>> begin RECORD EXCERPTS

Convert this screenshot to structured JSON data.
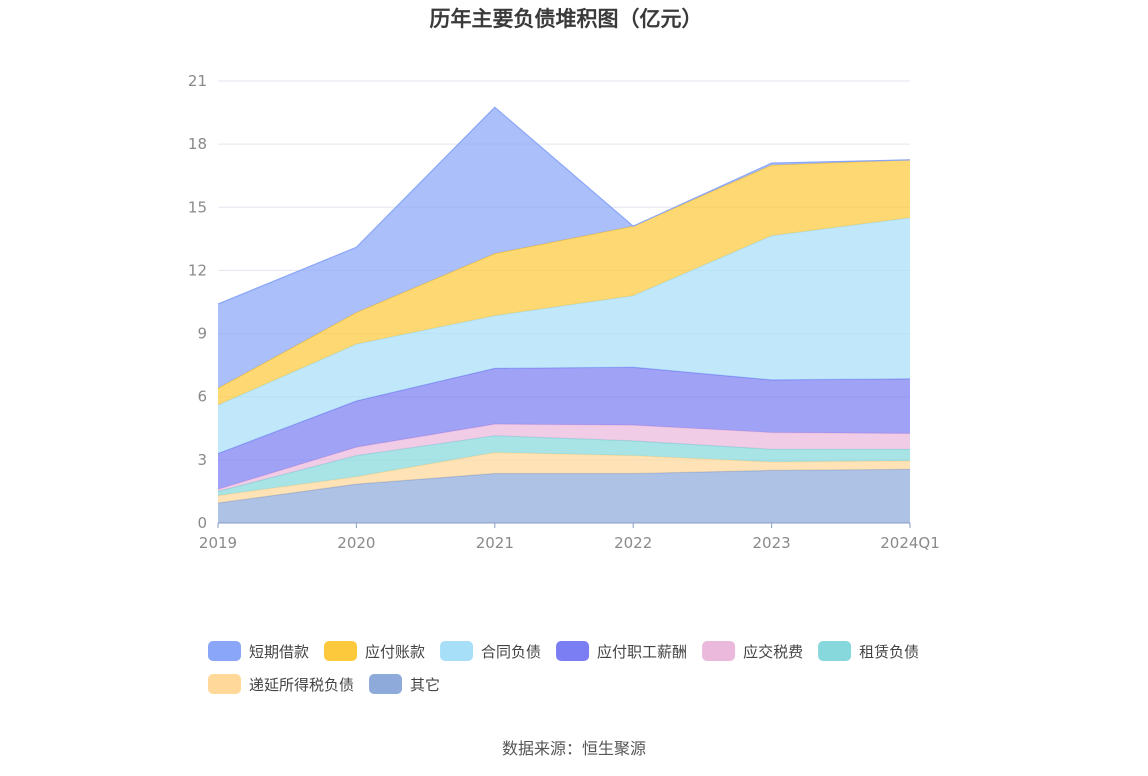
{
  "chart_data": {
    "type": "area",
    "stacked": true,
    "title": "历年主要负债堆积图（亿元）",
    "categories": [
      "2019",
      "2020",
      "2021",
      "2022",
      "2023",
      "2024Q1"
    ],
    "ylim": [
      0,
      21
    ],
    "yticks": [
      "0",
      "3",
      "6",
      "9",
      "12",
      "15",
      "18",
      "21"
    ],
    "grid": true,
    "legend_position": "bottom",
    "series": [
      {
        "name": "其它",
        "color": "#8eaadb",
        "values": [
          0.95,
          1.85,
          2.35,
          2.35,
          2.5,
          2.55
        ]
      },
      {
        "name": "递延所得税负债",
        "color": "#ffd89a",
        "values": [
          0.35,
          0.35,
          1.0,
          0.85,
          0.4,
          0.4
        ]
      },
      {
        "name": "租赁负债",
        "color": "#86d8dc",
        "values": [
          0.2,
          1.0,
          0.8,
          0.7,
          0.6,
          0.55
        ]
      },
      {
        "name": "应交税费",
        "color": "#eab9dc",
        "values": [
          0.1,
          0.4,
          0.55,
          0.75,
          0.8,
          0.75
        ]
      },
      {
        "name": "应付职工薪酬",
        "color": "#7b7ef2",
        "values": [
          1.7,
          2.2,
          2.65,
          2.75,
          2.5,
          2.6
        ]
      },
      {
        "name": "合同负债",
        "color": "#a8dff8",
        "values": [
          2.3,
          2.7,
          2.5,
          3.4,
          6.85,
          7.65
        ]
      },
      {
        "name": "应付账款",
        "color": "#fdc93c",
        "values": [
          0.8,
          1.5,
          2.95,
          3.3,
          3.35,
          2.75
        ]
      },
      {
        "name": "短期借款",
        "color": "#8aa6f8",
        "values": [
          4.0,
          3.1,
          6.95,
          0.0,
          0.1,
          0.0
        ]
      }
    ],
    "legend_order": [
      "短期借款",
      "应付账款",
      "合同负债",
      "应付职工薪酬",
      "应交税费",
      "租赁负债",
      "递延所得税负债",
      "其它"
    ]
  },
  "source_text": "数据来源：恒生聚源"
}
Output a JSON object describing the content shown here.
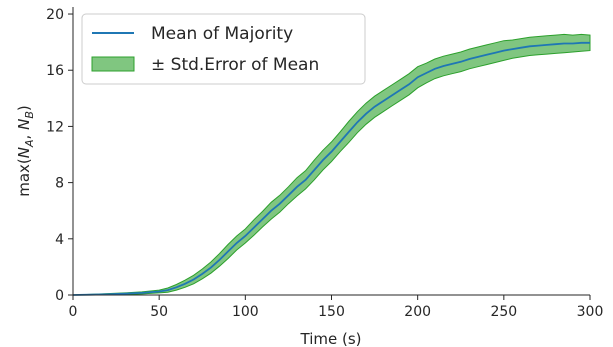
{
  "chart_data": {
    "type": "line",
    "xlabel": "Time (s)",
    "ylabel": "max(N_A, N_B)",
    "ylabel_parts": {
      "prefix": "max(",
      "n1": "N",
      "sub1": "A",
      "sep": ", ",
      "n2": "N",
      "sub2": "B",
      "suffix": ")"
    },
    "xlim": [
      0,
      300
    ],
    "ylim": [
      0,
      20.5
    ],
    "xticks": [
      0,
      50,
      100,
      150,
      200,
      250,
      300
    ],
    "yticks": [
      0,
      4,
      8,
      12,
      16,
      20
    ],
    "grid": false,
    "legend_position": "top-left",
    "series": [
      {
        "name": "Mean of Majority",
        "kind": "line",
        "color": "#1f77b4",
        "x": [
          0,
          10,
          20,
          30,
          40,
          50,
          55,
          60,
          65,
          70,
          75,
          80,
          85,
          90,
          95,
          100,
          105,
          110,
          115,
          120,
          125,
          130,
          135,
          140,
          145,
          150,
          155,
          160,
          165,
          170,
          175,
          180,
          185,
          190,
          195,
          200,
          205,
          210,
          215,
          220,
          225,
          230,
          235,
          240,
          245,
          250,
          255,
          260,
          265,
          270,
          275,
          280,
          285,
          290,
          295,
          300
        ],
        "y": [
          0,
          0.02,
          0.05,
          0.1,
          0.15,
          0.25,
          0.35,
          0.55,
          0.8,
          1.1,
          1.5,
          1.95,
          2.5,
          3.1,
          3.7,
          4.2,
          4.8,
          5.4,
          6.0,
          6.5,
          7.1,
          7.7,
          8.2,
          8.9,
          9.6,
          10.2,
          10.9,
          11.6,
          12.3,
          12.9,
          13.4,
          13.8,
          14.2,
          14.6,
          15.0,
          15.5,
          15.8,
          16.1,
          16.3,
          16.45,
          16.6,
          16.8,
          16.95,
          17.1,
          17.25,
          17.4,
          17.5,
          17.6,
          17.7,
          17.75,
          17.8,
          17.85,
          17.9,
          17.9,
          17.95,
          17.95
        ]
      },
      {
        "name": "± Std.Error of Mean",
        "kind": "band",
        "color": "#2ca02c",
        "x": [
          0,
          10,
          20,
          30,
          40,
          50,
          55,
          60,
          65,
          70,
          75,
          80,
          85,
          90,
          95,
          100,
          105,
          110,
          115,
          120,
          125,
          130,
          135,
          140,
          145,
          150,
          155,
          160,
          165,
          170,
          175,
          180,
          185,
          190,
          195,
          200,
          205,
          210,
          215,
          220,
          225,
          230,
          235,
          240,
          245,
          250,
          255,
          260,
          265,
          270,
          275,
          280,
          285,
          290,
          295,
          300
        ],
        "lower": [
          0,
          0.0,
          0.0,
          0.05,
          0.08,
          0.15,
          0.2,
          0.35,
          0.55,
          0.8,
          1.15,
          1.55,
          2.05,
          2.6,
          3.2,
          3.7,
          4.25,
          4.85,
          5.4,
          5.9,
          6.5,
          7.05,
          7.55,
          8.2,
          8.9,
          9.5,
          10.2,
          10.85,
          11.55,
          12.15,
          12.65,
          13.05,
          13.45,
          13.85,
          14.25,
          14.75,
          15.1,
          15.4,
          15.6,
          15.75,
          15.9,
          16.1,
          16.25,
          16.4,
          16.55,
          16.7,
          16.85,
          16.95,
          17.05,
          17.1,
          17.15,
          17.2,
          17.25,
          17.3,
          17.35,
          17.4
        ],
        "upper": [
          0,
          0.04,
          0.1,
          0.15,
          0.22,
          0.35,
          0.5,
          0.75,
          1.05,
          1.4,
          1.85,
          2.35,
          2.95,
          3.6,
          4.2,
          4.7,
          5.35,
          5.95,
          6.6,
          7.1,
          7.7,
          8.35,
          8.85,
          9.6,
          10.3,
          10.9,
          11.6,
          12.35,
          13.05,
          13.65,
          14.15,
          14.55,
          14.95,
          15.35,
          15.75,
          16.25,
          16.5,
          16.8,
          17.0,
          17.15,
          17.3,
          17.5,
          17.65,
          17.8,
          17.95,
          18.1,
          18.15,
          18.25,
          18.35,
          18.4,
          18.45,
          18.5,
          18.55,
          18.5,
          18.55,
          18.5
        ]
      }
    ]
  }
}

>> end RECORD EXCERPTS

#### [GIVEN INSTRUCTION]
How many lines of the listing above include the word "Mean"? State the number and nothing else.

#### [SOLUTION TO THIS EXERCISE]
2